**JOB**
Below are the records; copy each line in them that holds the word "document".

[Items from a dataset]
- - -
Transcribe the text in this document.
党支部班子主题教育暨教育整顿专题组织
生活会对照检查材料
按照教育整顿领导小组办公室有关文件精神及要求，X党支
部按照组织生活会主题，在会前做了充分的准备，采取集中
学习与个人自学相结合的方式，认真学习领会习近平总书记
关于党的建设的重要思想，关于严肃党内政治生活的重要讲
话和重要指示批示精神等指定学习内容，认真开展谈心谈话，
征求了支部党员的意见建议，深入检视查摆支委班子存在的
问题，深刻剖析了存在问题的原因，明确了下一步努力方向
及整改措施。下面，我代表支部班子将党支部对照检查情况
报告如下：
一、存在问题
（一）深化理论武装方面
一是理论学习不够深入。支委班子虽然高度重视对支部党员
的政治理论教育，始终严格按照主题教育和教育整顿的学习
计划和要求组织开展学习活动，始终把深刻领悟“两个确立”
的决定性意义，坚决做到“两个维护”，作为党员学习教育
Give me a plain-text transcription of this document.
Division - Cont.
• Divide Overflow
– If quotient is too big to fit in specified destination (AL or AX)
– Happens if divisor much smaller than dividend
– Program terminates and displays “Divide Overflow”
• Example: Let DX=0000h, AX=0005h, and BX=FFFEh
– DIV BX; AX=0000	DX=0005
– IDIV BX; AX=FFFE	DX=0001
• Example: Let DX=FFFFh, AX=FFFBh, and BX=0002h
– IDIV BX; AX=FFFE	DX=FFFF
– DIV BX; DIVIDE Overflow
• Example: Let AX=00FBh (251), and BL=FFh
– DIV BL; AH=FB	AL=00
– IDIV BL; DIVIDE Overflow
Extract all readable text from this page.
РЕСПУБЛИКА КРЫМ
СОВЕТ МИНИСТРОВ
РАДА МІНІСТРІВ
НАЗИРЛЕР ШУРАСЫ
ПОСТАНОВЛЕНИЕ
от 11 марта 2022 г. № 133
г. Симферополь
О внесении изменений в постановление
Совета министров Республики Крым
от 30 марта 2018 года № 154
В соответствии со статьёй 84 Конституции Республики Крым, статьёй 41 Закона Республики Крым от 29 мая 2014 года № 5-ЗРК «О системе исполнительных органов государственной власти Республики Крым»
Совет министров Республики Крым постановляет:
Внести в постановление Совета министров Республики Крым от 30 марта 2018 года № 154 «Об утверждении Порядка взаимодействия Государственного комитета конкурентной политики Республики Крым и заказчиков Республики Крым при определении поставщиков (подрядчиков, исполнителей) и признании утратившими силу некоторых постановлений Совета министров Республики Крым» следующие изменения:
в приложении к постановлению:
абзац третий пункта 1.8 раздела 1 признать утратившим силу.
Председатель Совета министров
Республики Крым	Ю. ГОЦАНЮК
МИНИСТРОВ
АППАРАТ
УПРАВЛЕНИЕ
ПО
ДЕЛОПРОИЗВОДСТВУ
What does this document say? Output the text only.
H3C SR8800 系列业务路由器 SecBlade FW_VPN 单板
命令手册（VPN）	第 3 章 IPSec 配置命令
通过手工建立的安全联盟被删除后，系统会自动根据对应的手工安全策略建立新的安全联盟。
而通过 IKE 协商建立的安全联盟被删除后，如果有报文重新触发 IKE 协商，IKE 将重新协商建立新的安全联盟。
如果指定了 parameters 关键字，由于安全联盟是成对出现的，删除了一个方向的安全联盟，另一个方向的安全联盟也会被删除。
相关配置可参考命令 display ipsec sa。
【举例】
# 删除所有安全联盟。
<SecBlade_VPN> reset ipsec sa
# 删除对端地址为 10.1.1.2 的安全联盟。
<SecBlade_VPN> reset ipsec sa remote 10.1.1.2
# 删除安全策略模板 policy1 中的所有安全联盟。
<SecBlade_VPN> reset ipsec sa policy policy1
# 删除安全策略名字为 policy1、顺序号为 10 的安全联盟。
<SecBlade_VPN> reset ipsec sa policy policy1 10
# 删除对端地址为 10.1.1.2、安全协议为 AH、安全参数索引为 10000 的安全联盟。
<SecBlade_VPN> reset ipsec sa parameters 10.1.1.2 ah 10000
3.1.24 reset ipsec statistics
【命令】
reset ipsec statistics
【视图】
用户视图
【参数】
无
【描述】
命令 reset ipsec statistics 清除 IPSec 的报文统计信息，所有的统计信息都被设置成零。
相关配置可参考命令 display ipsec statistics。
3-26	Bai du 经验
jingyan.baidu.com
- - -
**TASK RESPONSE**
Transcribe the text in this document.
Give me a plain-text transcription of this document.
What does this document say? Output the text only.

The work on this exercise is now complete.